## Instructions to follow
Set down each line of the data below exactly as it stands, dropping the pictures.

## Figure contents as structured data
## begin
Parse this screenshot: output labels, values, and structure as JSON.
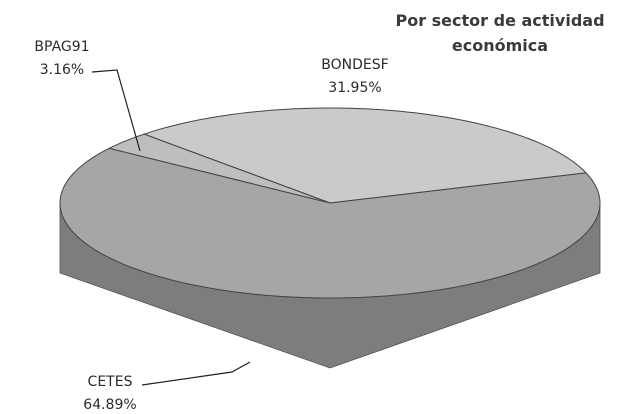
{
  "chart_data": {
    "type": "pie",
    "title": "Por sector de actividad económica",
    "categories": [
      "BONDESF",
      "BPAG91",
      "CETES"
    ],
    "values": [
      31.95,
      3.16,
      64.89
    ],
    "value_labels": [
      "31.95%",
      "3.16%",
      "64.89%"
    ],
    "colors": [
      "#cacaca",
      "#bebebe",
      "#a6a6a6"
    ]
  }
}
## end
## Exercise answer
Parse this screenshot: output labels, values, and structure as JSON.
{
  "chart_data": {
    "type": "pie",
    "title": "Por sector de actividad económica",
    "categories": [
      "BONDESF",
      "BPAG91",
      "CETES"
    ],
    "values": [
      31.95,
      3.16,
      64.89
    ],
    "value_labels": [
      "31.95%",
      "3.16%",
      "64.89%"
    ],
    "colors": [
      "#cacaca",
      "#bebebe",
      "#a6a6a6"
    ]
  }
}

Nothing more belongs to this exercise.